* **Exercise details**
Rewrite the material from its first line through the line containing "386, 80, 401]", inclusive, swapping "sheet-tab" for "worksheet-tab" and leaving everything else unchanged.

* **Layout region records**
..........

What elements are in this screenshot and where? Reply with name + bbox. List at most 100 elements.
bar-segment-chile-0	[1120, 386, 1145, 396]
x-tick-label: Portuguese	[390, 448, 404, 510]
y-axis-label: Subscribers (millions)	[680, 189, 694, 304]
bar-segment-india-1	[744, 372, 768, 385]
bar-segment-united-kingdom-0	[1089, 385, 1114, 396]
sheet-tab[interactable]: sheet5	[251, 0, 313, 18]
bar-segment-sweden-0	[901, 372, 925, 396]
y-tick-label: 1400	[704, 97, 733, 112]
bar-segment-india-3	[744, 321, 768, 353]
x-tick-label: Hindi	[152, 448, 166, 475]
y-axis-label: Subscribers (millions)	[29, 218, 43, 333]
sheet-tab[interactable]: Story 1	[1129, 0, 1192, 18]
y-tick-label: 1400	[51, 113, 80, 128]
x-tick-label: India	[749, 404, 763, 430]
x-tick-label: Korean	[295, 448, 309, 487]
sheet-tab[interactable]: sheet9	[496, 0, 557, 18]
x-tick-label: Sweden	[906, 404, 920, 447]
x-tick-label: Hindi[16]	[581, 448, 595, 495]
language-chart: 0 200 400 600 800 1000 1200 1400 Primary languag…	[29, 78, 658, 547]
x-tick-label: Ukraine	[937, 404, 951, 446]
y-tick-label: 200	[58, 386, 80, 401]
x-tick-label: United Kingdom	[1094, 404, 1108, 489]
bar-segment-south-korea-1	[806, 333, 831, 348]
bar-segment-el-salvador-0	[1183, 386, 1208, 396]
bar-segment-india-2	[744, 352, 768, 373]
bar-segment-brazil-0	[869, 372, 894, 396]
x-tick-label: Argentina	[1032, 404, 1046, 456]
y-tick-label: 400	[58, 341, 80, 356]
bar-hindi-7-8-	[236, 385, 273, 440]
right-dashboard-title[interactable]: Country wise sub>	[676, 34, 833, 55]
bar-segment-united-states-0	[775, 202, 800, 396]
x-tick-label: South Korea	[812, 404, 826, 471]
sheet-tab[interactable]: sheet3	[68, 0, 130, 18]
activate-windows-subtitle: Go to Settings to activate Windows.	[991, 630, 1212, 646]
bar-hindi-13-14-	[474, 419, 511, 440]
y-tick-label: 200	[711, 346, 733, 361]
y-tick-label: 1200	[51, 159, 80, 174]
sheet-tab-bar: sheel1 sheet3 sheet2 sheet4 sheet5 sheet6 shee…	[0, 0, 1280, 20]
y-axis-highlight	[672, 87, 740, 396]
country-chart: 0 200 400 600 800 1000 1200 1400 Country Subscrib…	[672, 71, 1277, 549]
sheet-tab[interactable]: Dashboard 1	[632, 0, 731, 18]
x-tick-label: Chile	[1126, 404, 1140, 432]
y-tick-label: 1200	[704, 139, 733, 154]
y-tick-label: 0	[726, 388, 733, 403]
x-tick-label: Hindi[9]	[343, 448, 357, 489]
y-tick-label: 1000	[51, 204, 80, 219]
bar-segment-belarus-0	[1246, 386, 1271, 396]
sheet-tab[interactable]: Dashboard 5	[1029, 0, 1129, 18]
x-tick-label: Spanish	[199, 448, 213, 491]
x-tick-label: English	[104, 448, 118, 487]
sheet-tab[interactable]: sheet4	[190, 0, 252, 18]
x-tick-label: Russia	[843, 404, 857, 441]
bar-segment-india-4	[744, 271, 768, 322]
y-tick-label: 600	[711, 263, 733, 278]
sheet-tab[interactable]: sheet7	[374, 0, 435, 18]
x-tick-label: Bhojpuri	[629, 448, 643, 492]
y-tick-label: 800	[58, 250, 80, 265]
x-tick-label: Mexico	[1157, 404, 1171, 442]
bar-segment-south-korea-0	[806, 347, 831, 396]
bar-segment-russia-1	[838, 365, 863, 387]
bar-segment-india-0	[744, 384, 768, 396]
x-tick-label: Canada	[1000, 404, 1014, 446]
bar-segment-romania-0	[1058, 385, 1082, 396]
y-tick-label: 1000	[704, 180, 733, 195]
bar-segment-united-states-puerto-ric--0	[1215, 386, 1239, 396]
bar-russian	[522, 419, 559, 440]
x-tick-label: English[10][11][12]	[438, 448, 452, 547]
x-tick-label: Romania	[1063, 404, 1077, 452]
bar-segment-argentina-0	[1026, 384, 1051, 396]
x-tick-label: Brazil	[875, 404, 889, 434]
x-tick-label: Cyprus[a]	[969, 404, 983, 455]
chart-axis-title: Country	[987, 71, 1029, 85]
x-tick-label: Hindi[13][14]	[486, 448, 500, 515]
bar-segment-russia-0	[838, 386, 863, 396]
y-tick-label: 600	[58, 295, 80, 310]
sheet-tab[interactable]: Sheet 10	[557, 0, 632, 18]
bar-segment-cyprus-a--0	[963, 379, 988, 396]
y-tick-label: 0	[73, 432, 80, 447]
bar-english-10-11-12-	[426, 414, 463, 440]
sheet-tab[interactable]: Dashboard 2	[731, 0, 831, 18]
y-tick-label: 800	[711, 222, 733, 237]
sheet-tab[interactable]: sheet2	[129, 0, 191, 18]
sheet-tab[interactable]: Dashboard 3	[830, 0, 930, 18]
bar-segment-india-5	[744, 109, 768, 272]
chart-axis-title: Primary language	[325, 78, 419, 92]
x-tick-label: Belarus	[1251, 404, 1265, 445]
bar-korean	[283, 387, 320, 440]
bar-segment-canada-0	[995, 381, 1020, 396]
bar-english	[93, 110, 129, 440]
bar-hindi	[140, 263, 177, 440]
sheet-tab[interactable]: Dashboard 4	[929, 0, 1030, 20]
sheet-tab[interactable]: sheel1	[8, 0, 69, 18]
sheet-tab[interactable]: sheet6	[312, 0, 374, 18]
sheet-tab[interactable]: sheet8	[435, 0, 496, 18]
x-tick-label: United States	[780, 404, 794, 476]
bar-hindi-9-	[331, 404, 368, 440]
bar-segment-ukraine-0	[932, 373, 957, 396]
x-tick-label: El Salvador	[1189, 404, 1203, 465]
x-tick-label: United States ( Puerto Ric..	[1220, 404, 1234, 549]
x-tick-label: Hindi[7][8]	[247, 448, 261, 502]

..........

* **In response**
What elements are in this screenshot and where? Reply with name + bbox. List at most 100 elements.
bar-segment-chile-0	[1120, 386, 1145, 396]
x-tick-label: Portuguese	[390, 448, 404, 510]
y-axis-label: Subscribers (millions)	[680, 189, 694, 304]
bar-segment-india-1	[744, 372, 768, 385]
bar-segment-united-kingdom-0	[1089, 385, 1114, 396]
worksheet-tab[interactable]: sheet5	[251, 0, 313, 18]
bar-segment-sweden-0	[901, 372, 925, 396]
y-tick-label: 1400	[704, 97, 733, 112]
bar-segment-india-3	[744, 321, 768, 353]
x-tick-label: Hindi	[152, 448, 166, 475]
y-axis-label: Subscribers (millions)	[29, 218, 43, 333]
worksheet-tab[interactable]: Story 1	[1129, 0, 1192, 18]
y-tick-label: 1400	[51, 113, 80, 128]
x-tick-label: India	[749, 404, 763, 430]
x-tick-label: Korean	[295, 448, 309, 487]
worksheet-tab[interactable]: sheet9	[496, 0, 557, 18]
x-tick-label: Sweden	[906, 404, 920, 447]
x-tick-label: Hindi[16]	[581, 448, 595, 495]
language-chart: 0 200 400 600 800 1000 1200 1400 Primary languag…	[29, 78, 658, 547]
x-tick-label: Ukraine	[937, 404, 951, 446]
y-tick-label: 200	[58, 386, 80, 401]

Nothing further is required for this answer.